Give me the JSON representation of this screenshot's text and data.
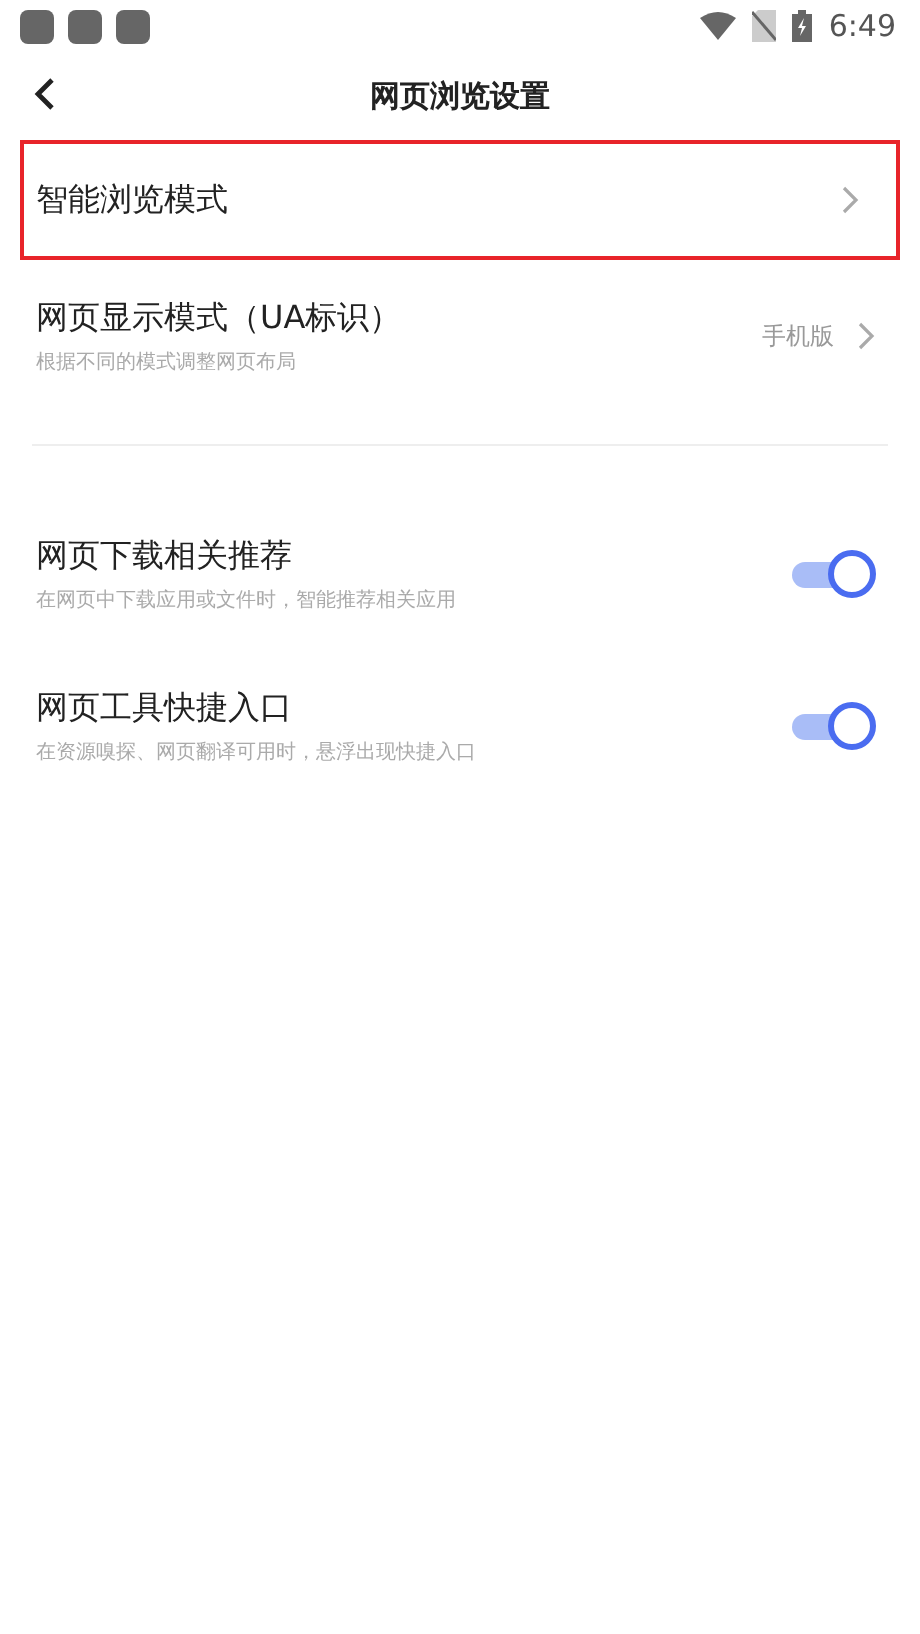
{
  "status_bar": {
    "time": "6:49"
  },
  "header": {
    "title": "网页浏览设置"
  },
  "groups": [
    {
      "rows": [
        {
          "kind": "link",
          "title": "智能浏览模式",
          "highlighted": true
        },
        {
          "kind": "link",
          "title": "网页显示模式（UA标识）",
          "subtitle": "根据不同的模式调整网页布局",
          "value": "手机版",
          "highlighted": false
        }
      ]
    },
    {
      "rows": [
        {
          "kind": "toggle",
          "title": "网页下载相关推荐",
          "subtitle": "在网页中下载应用或文件时，智能推荐相关应用",
          "on": true,
          "highlighted": false
        },
        {
          "kind": "toggle",
          "title": "网页工具快捷入口",
          "subtitle": "在资源嗅探、网页翻译可用时，悬浮出现快捷入口",
          "on": true,
          "highlighted": false
        }
      ]
    }
  ]
}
════
__REQUIRED TASK__. Copy out the entries verbatim and leave the images out.

__RESULT FOR THIS EXERCISE__.
Give me the JSON representation of this screenshot's text and data.
{
  "status_bar": {
    "time": "6:49"
  },
  "header": {
    "title": "网页浏览设置"
  },
  "groups": [
    {
      "rows": [
        {
          "kind": "link",
          "title": "智能浏览模式",
          "highlighted": true
        },
        {
          "kind": "link",
          "title": "网页显示模式（UA标识）",
          "subtitle": "根据不同的模式调整网页布局",
          "value": "手机版",
          "highlighted": false
        }
      ]
    },
    {
      "rows": [
        {
          "kind": "toggle",
          "title": "网页下载相关推荐",
          "subtitle": "在网页中下载应用或文件时，智能推荐相关应用",
          "on": true,
          "highlighted": false
        },
        {
          "kind": "toggle",
          "title": "网页工具快捷入口",
          "subtitle": "在资源嗅探、网页翻译可用时，悬浮出现快捷入口",
          "on": true,
          "highlighted": false
        }
      ]
    }
  ]
}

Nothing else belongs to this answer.